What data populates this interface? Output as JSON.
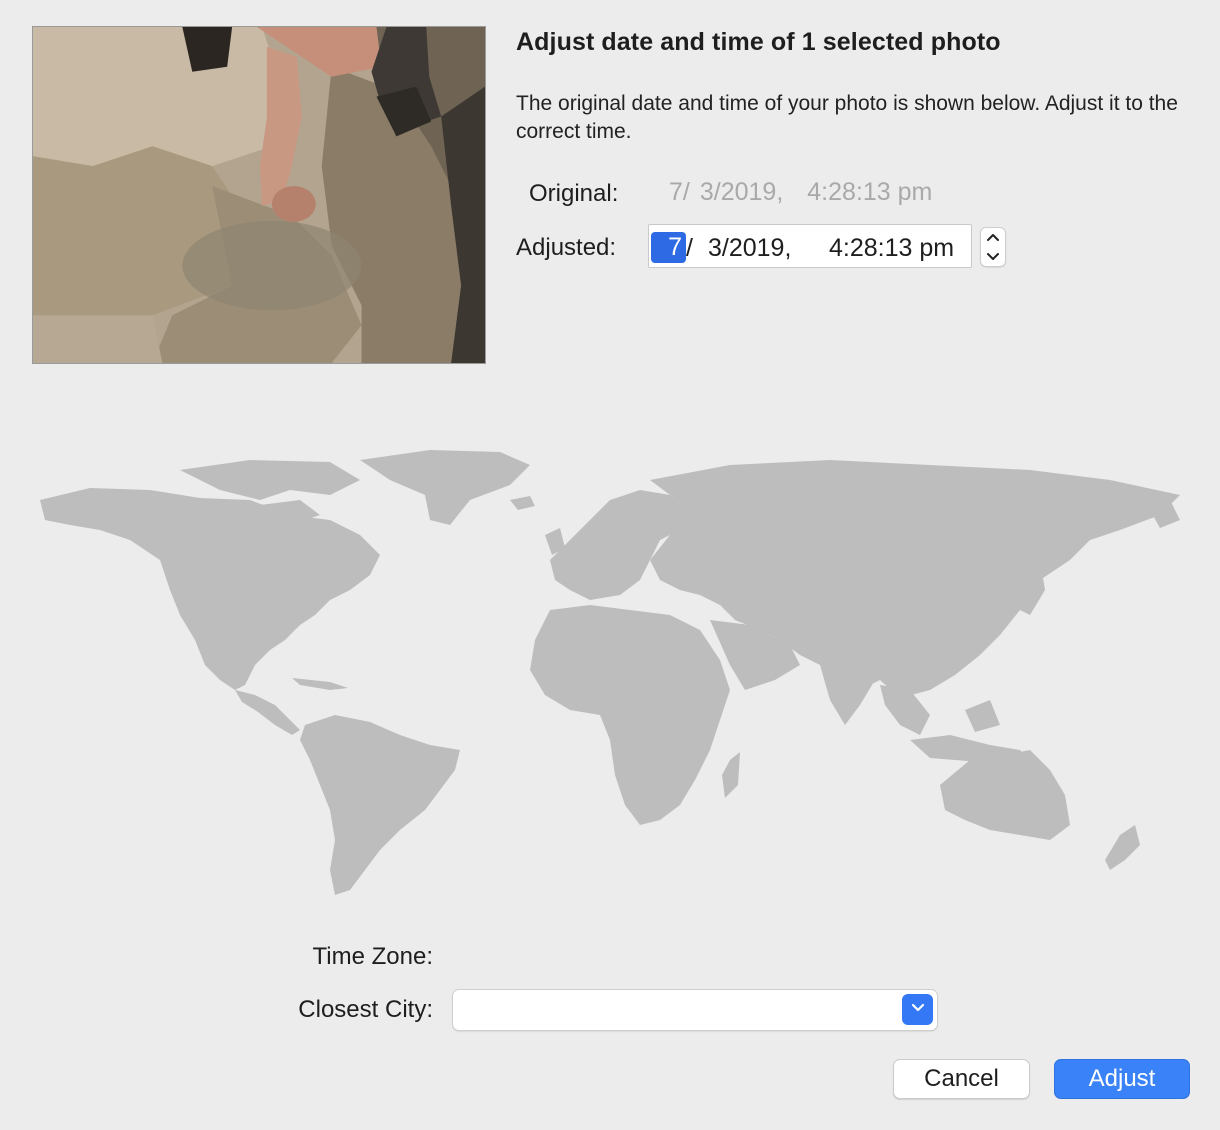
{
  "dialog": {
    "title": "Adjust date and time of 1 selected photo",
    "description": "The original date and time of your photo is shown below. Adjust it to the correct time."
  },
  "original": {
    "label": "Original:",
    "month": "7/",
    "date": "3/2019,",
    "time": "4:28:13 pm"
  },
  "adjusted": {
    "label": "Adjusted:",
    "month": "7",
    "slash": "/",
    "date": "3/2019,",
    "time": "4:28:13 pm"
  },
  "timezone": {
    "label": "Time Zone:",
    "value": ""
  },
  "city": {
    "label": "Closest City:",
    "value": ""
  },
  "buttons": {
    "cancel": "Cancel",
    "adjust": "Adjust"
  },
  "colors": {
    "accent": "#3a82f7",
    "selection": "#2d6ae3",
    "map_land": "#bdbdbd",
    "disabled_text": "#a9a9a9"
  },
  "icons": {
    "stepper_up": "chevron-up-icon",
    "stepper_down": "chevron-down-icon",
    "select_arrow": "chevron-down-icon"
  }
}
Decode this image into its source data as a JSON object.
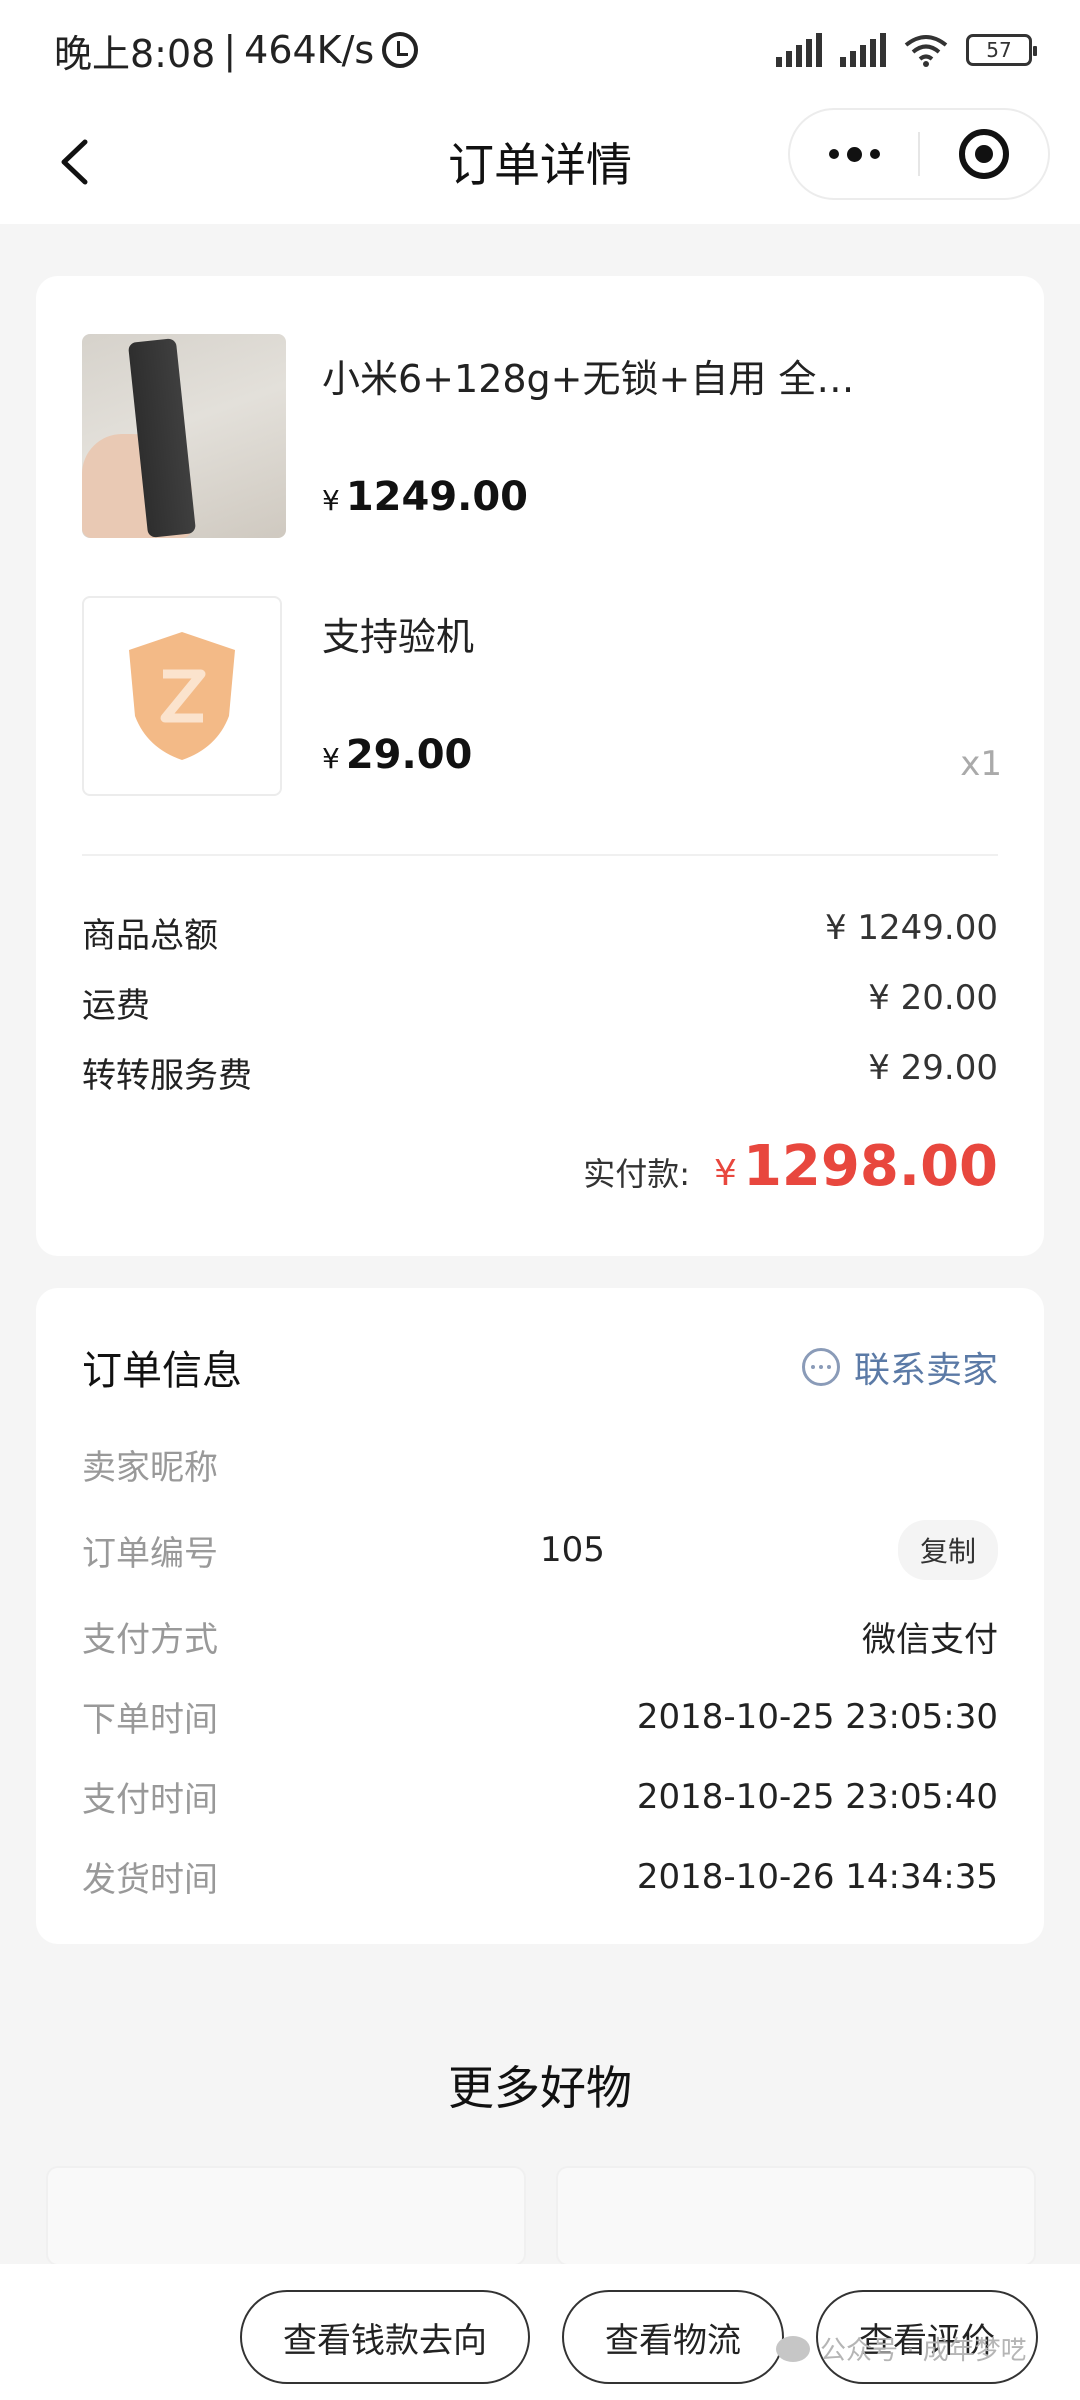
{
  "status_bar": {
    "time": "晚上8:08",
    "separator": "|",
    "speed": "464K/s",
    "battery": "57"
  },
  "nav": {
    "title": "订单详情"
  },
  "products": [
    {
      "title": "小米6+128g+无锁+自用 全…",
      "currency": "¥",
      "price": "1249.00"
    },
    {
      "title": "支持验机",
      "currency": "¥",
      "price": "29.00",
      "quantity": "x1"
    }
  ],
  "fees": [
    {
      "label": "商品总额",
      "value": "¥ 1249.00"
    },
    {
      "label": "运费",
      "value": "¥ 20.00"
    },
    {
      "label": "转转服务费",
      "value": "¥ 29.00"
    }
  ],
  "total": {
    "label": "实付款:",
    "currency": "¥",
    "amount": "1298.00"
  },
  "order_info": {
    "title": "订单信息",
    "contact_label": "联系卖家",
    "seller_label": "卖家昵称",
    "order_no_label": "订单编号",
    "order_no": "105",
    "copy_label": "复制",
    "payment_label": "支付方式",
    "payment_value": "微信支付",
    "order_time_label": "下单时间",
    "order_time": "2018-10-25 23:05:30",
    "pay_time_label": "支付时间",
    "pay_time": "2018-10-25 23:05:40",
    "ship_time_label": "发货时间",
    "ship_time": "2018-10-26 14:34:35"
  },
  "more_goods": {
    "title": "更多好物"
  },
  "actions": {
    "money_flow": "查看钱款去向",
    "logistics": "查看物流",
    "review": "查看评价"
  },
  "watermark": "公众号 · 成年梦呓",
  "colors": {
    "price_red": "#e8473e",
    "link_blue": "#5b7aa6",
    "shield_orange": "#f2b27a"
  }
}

..............................

## EXERCISE DETAILS
Give the count of lines in the data above that hold the string "photo", with no additional words.

## TASK RESULT
2